------ Records

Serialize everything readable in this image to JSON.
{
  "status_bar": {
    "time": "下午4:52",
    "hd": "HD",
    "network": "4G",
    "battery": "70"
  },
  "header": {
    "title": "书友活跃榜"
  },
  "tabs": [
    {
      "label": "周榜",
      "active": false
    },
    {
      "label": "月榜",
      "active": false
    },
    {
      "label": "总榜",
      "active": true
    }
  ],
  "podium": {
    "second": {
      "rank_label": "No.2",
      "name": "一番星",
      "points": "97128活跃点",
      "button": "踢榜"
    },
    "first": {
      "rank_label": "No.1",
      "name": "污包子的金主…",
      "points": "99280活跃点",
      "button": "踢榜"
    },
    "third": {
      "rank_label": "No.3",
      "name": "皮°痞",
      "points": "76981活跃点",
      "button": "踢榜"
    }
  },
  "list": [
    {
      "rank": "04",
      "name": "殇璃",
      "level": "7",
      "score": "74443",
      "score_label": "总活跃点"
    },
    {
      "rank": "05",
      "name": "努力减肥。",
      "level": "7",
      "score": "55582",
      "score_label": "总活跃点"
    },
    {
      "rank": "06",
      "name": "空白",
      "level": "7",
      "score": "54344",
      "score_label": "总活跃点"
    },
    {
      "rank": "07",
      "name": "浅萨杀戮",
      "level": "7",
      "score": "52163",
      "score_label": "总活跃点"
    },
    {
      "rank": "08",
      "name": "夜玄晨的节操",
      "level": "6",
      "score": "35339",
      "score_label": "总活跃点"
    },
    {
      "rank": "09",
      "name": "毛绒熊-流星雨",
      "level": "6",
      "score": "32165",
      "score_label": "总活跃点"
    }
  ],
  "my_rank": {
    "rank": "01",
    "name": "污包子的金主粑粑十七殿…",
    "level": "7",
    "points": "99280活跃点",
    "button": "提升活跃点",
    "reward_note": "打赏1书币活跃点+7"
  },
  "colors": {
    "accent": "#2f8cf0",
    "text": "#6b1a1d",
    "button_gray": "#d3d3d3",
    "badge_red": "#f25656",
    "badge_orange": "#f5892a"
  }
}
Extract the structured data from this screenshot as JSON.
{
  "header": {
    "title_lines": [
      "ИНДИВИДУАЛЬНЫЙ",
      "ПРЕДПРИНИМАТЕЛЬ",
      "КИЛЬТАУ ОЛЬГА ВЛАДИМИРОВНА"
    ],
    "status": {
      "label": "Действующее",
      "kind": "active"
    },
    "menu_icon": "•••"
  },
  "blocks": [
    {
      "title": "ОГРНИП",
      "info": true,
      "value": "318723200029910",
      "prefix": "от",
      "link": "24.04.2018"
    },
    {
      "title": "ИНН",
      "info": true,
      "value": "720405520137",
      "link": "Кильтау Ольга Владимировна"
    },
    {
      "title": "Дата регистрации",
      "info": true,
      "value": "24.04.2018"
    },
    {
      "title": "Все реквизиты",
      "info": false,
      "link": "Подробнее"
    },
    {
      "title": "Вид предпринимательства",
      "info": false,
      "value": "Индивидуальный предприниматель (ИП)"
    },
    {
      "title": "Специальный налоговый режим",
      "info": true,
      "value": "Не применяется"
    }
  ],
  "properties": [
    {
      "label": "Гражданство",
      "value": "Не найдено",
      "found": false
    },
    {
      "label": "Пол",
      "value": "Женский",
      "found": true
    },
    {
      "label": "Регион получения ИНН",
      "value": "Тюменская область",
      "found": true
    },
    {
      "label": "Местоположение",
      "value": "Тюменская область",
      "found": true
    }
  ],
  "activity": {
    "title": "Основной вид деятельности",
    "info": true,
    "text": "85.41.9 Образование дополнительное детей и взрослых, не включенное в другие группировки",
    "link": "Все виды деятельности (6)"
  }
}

------------

Task statement:
All the data must be duplicated exactly, with nothing added or removed.

Output of the exercise:
Serialize everything readable in this image to JSON.
{
  "status_bar": {
    "time": "下午4:52",
    "hd": "HD",
    "network": "4G",
    "battery": "70"
  },
  "header": {
    "title": "书友活跃榜"
  },
  "tabs": [
    {
      "label": "周榜",
      "active": false
    },
    {
      "label": "月榜",
      "active": false
    },
    {
      "label": "总榜",
      "active": true
    }
  ],
  "podium": {
    "second": {
      "rank_label": "No.2",
      "name": "一番星",
      "points": "97128活跃点",
      "button": "踢榜"
    },
    "first": {
      "rank_label": "No.1",
      "name": "污包子的金主…",
      "points": "99280活跃点",
      "button": "踢榜"
    },
    "third": {
      "rank_label": "No.3",
      "name": "皮°痞",
      "points": "76981活跃点",
      "button": "踢榜"
    }
  },
  "list": [
    {
      "rank": "04",
      "name": "殇璃",
      "level": "7",
      "score": "74443",
      "score_label": "总活跃点"
    },
    {
      "rank": "05",
      "name": "努力减肥。",
      "level": "7",
      "score": "55582",
      "score_label": "总活跃点"
    },
    {
      "rank": "06",
      "name": "空白",
      "level": "7",
      "score": "54344",
      "score_label": "总活跃点"
    },
    {
      "rank": "07",
      "name": "浅萨杀戮",
      "level": "7",
      "score": "52163",
      "score_label": "总活跃点"
    },
    {
      "rank": "08",
      "name": "夜玄晨的节操",
      "level": "6",
      "score": "35339",
      "score_label": "总活跃点"
    },
    {
      "rank": "09",
      "name": "毛绒熊-流星雨",
      "level": "6",
      "score": "32165",
      "score_label": "总活跃点"
    }
  ],
  "my_rank": {
    "rank": "01",
    "name": "污包子的金主粑粑十七殿…",
    "level": "7",
    "points": "99280活跃点",
    "button": "提升活跃点",
    "reward_note": "打赏1书币活跃点+7"
  },
  "colors": {
    "accent": "#2f8cf0",
    "text": "#6b1a1d",
    "button_gray": "#d3d3d3",
    "badge_red": "#f25656",
    "badge_orange": "#f5892a"
  }
}
Extract the structured data from this screenshot as JSON.
{
  "header": {
    "title_lines": [
      "ИНДИВИДУАЛЬНЫЙ",
      "ПРЕДПРИНИМАТЕЛЬ",
      "КИЛЬТАУ ОЛЬГА ВЛАДИМИРОВНА"
    ],
    "status": {
      "label": "Действующее",
      "kind": "active"
    },
    "menu_icon": "•••"
  },
  "blocks": [
    {
      "title": "ОГРНИП",
      "info": true,
      "value": "318723200029910",
      "prefix": "от",
      "link": "24.04.2018"
    },
    {
      "title": "ИНН",
      "info": true,
      "value": "720405520137",
      "link": "Кильтау Ольга Владимировна"
    },
    {
      "title": "Дата регистрации",
      "info": true,
      "value": "24.04.2018"
    },
    {
      "title": "Все реквизиты",
      "info": false,
      "link": "Подробнее"
    },
    {
      "title": "Вид предпринимательства",
      "info": false,
      "value": "Индивидуальный предприниматель (ИП)"
    },
    {
      "title": "Специальный налоговый режим",
      "info": true,
      "value": "Не применяется"
    }
  ],
  "properties": [
    {
      "label": "Гражданство",
      "value": "Не найдено",
      "found": false
    },
    {
      "label": "Пол",
      "value": "Женский",
      "found": true
    },
    {
      "label": "Регион получения ИНН",
      "value": "Тюменская область",
      "found": true
    },
    {
      "label": "Местоположение",
      "value": "Тюменская область",
      "found": true
    }
  ],
  "activity": {
    "title": "Основной вид деятельности",
    "info": true,
    "text": "85.41.9 Образование дополнительное детей и взрослых, не включенное в другие группировки",
    "link": "Все виды деятельности (6)"
  }
}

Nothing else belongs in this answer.